**SHORT EXERCISE**
Pictures do not belong in your copy. Repeat all the other data exactly.

— Start DATASET RECORDS —

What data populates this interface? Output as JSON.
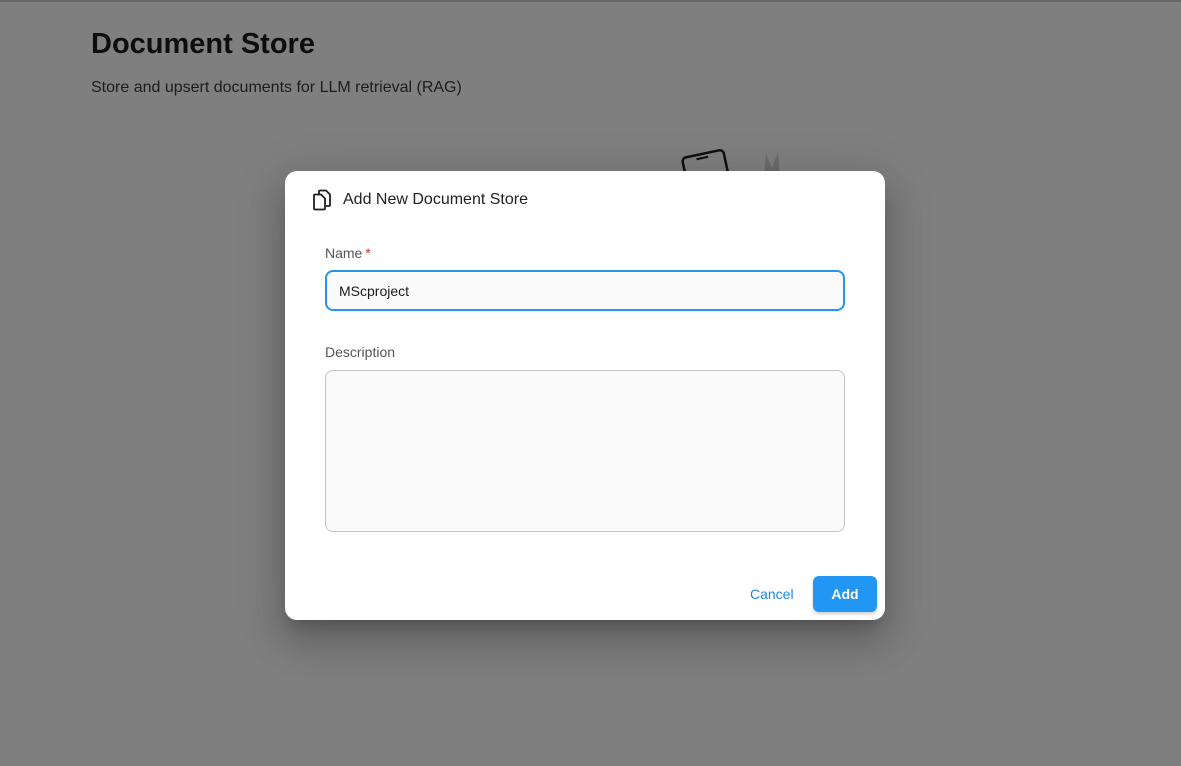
{
  "page": {
    "title": "Document Store",
    "subtitle": "Store and upsert documents for LLM retrieval (RAG)"
  },
  "dialog": {
    "title": "Add New Document Store",
    "icon": "files-icon",
    "name_label": "Name",
    "required_marker": "*",
    "name_value": "MScproject",
    "description_label": "Description",
    "description_value": "",
    "cancel_label": "Cancel",
    "add_label": "Add"
  },
  "colors": {
    "accent": "#2196f3",
    "required": "#d32f2f",
    "overlay": "rgba(0,0,0,0.5)"
  }
}
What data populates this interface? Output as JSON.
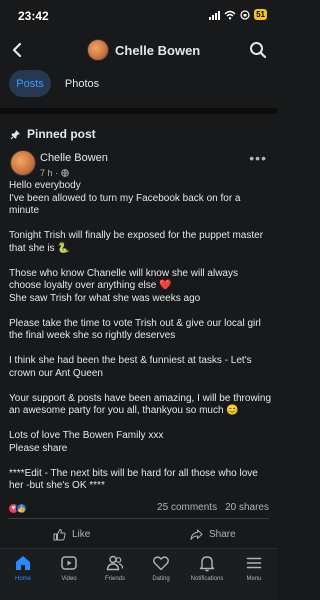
{
  "status_bar": {
    "time": "23:42",
    "battery": "51"
  },
  "header": {
    "title": "Chelle Bowen"
  },
  "tabs": [
    {
      "label": "Posts"
    },
    {
      "label": "Photos"
    }
  ],
  "pinned_label": "Pinned post",
  "post": {
    "author": "Chelle Bowen",
    "time": "7 h ·",
    "paragraphs": [
      "Hello everybody\nI've been allowed to turn my Facebook back on for a minute",
      "Tonight Trish will finally be exposed for the puppet master that she is 🐍",
      "Those who know Chanelle will know she will always choose loyalty over anything else ❤️\nShe saw Trish for what she was weeks ago",
      "Please take the time to vote Trish out & give our local girl the final week she so rightly deserves",
      "I think she had been the best & funniest at tasks - Let's crown our Ant Queen",
      "Your support & posts have been amazing, I will be throwing an awesome party for you all, thankyou so much 😊",
      "Lots of love The Bowen Family xxx\nPlease share",
      "****Edit - The next bits will be hard for all those who love her -but she's OK ****"
    ],
    "comments": "25 comments",
    "shares": "20 shares"
  },
  "actions": {
    "like": "Like",
    "share": "Share"
  },
  "nav": [
    {
      "label": "Home",
      "icon": "home-icon"
    },
    {
      "label": "Video",
      "icon": "video-icon"
    },
    {
      "label": "Friends",
      "icon": "friends-icon"
    },
    {
      "label": "Dating",
      "icon": "dating-icon"
    },
    {
      "label": "Notifications",
      "icon": "bell-icon"
    },
    {
      "label": "Menu",
      "icon": "menu-icon"
    }
  ],
  "colors": {
    "accent": "#2d88ff",
    "background": "#18191a",
    "love": "#f33e58",
    "like": "#1877f2"
  }
}
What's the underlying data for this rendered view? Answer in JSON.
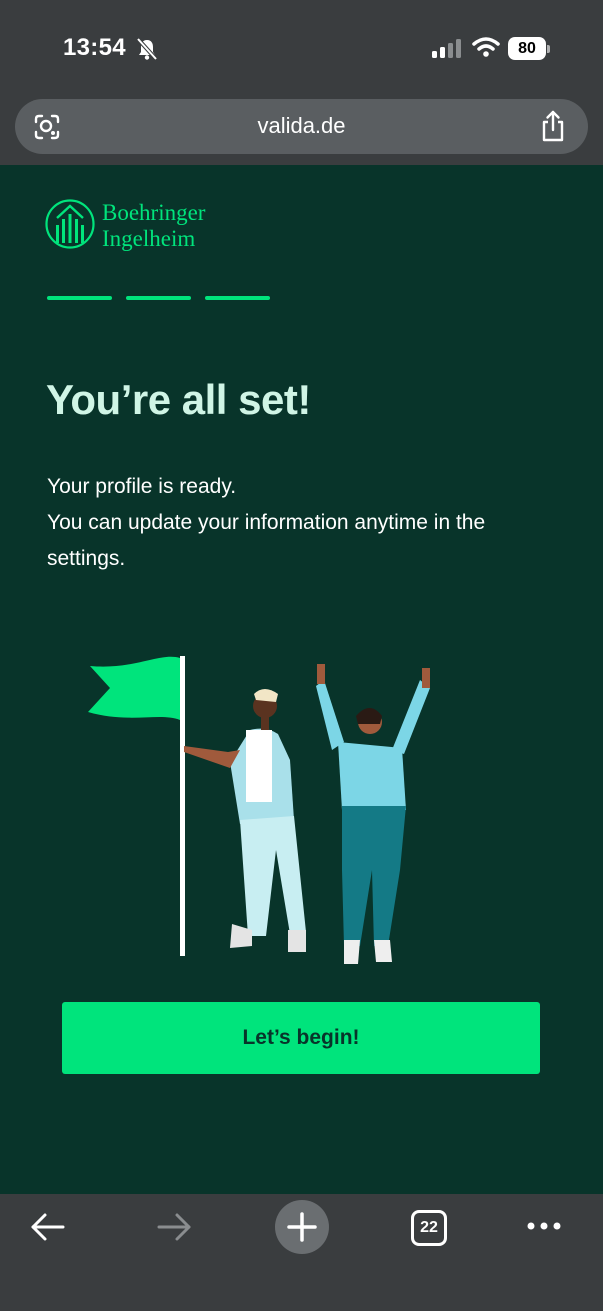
{
  "status_bar": {
    "time": "13:54",
    "battery": "80",
    "icons": [
      "bell-muted-icon",
      "signal-icon",
      "wifi-icon",
      "battery-icon"
    ]
  },
  "browser": {
    "url": "valida.de",
    "tab_count": "22",
    "icons": [
      "lens-icon",
      "share-icon",
      "back-arrow-icon",
      "forward-arrow-icon",
      "plus-icon",
      "tabs-icon",
      "more-icon"
    ]
  },
  "brand": {
    "logo_line1": "Boehringer",
    "logo_line2": "Ingelheim",
    "accent": "#00e47c",
    "background": "#08342a"
  },
  "onboarding": {
    "steps_total": 3,
    "steps_completed": 3
  },
  "content": {
    "headline": "You’re all set!",
    "line1": "Your profile is ready.",
    "line2": "You can update your information anytime in the settings.",
    "cta_label": "Let’s begin!"
  }
}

— End DATASET RECORDS —

**THE REPLY**
What data populates this interface? Output as JSON.
{
  "page": {
    "title": "Document Store",
    "subtitle": "Store and upsert documents for LLM retrieval (RAG)"
  },
  "dialog": {
    "title": "Add New Document Store",
    "icon": "files-icon",
    "name_label": "Name",
    "required_marker": "*",
    "name_value": "MScproject",
    "description_label": "Description",
    "description_value": "",
    "cancel_label": "Cancel",
    "add_label": "Add"
  },
  "colors": {
    "accent": "#2196f3",
    "required": "#d32f2f",
    "overlay": "rgba(0,0,0,0.5)"
  }
}
What data populates this interface? Output as JSON.
{
  "status_bar": {
    "time": "23:42",
    "battery": "51"
  },
  "header": {
    "title": "Chelle Bowen"
  },
  "tabs": [
    {
      "label": "Posts"
    },
    {
      "label": "Photos"
    }
  ],
  "pinned_label": "Pinned post",
  "post": {
    "author": "Chelle Bowen",
    "time": "7 h ·",
    "paragraphs": [
      "Hello everybody\nI've been allowed to turn my Facebook back on for a minute",
      "Tonight Trish will finally be exposed for the puppet master that she is 🐍",
      "Those who know Chanelle will know she will always choose loyalty over anything else ❤️\nShe saw Trish for what she was weeks ago",
      "Please take the time to vote Trish out & give our local girl the final week she so rightly deserves",
      "I think she had been the best & funniest at tasks - Let's crown our Ant Queen",
      "Your support & posts have been amazing, I will be throwing an awesome party for you all, thankyou so much 😊",
      "Lots of love The Bowen Family xxx\nPlease share",
      "****Edit - The next bits will be hard for all those who love her -but she's OK ****"
    ],
    "comments": "25 comments",
    "shares": "20 shares"
  },
  "actions": {
    "like": "Like",
    "share": "Share"
  },
  "nav": [
    {
      "label": "Home",
      "icon": "home-icon"
    },
    {
      "label": "Video",
      "icon": "video-icon"
    },
    {
      "label": "Friends",
      "icon": "friends-icon"
    },
    {
      "label": "Dating",
      "icon": "dating-icon"
    },
    {
      "label": "Notifications",
      "icon": "bell-icon"
    },
    {
      "label": "Menu",
      "icon": "menu-icon"
    }
  ],
  "colors": {
    "accent": "#2d88ff",
    "background": "#18191a",
    "love": "#f33e58",
    "like": "#1877f2"
  }
}
What's the underlying data for this rendered view? Answer in JSON.
{
  "status_bar": {
    "time": "13:54",
    "battery": "80",
    "icons": [
      "bell-muted-icon",
      "signal-icon",
      "wifi-icon",
      "battery-icon"
    ]
  },
  "browser": {
    "url": "valida.de",
    "tab_count": "22",
    "icons": [
      "lens-icon",
      "share-icon",
      "back-arrow-icon",
      "forward-arrow-icon",
      "plus-icon",
      "tabs-icon",
      "more-icon"
    ]
  },
  "brand": {
    "logo_line1": "Boehringer",
    "logo_line2": "Ingelheim",
    "accent": "#00e47c",
    "background": "#08342a"
  },
  "onboarding": {
    "steps_total": 3,
    "steps_completed": 3
  },
  "content": {
    "headline": "You’re all set!",
    "line1": "Your profile is ready.",
    "line2": "You can update your information anytime in the settings.",
    "cta_label": "Let’s begin!"
  }
}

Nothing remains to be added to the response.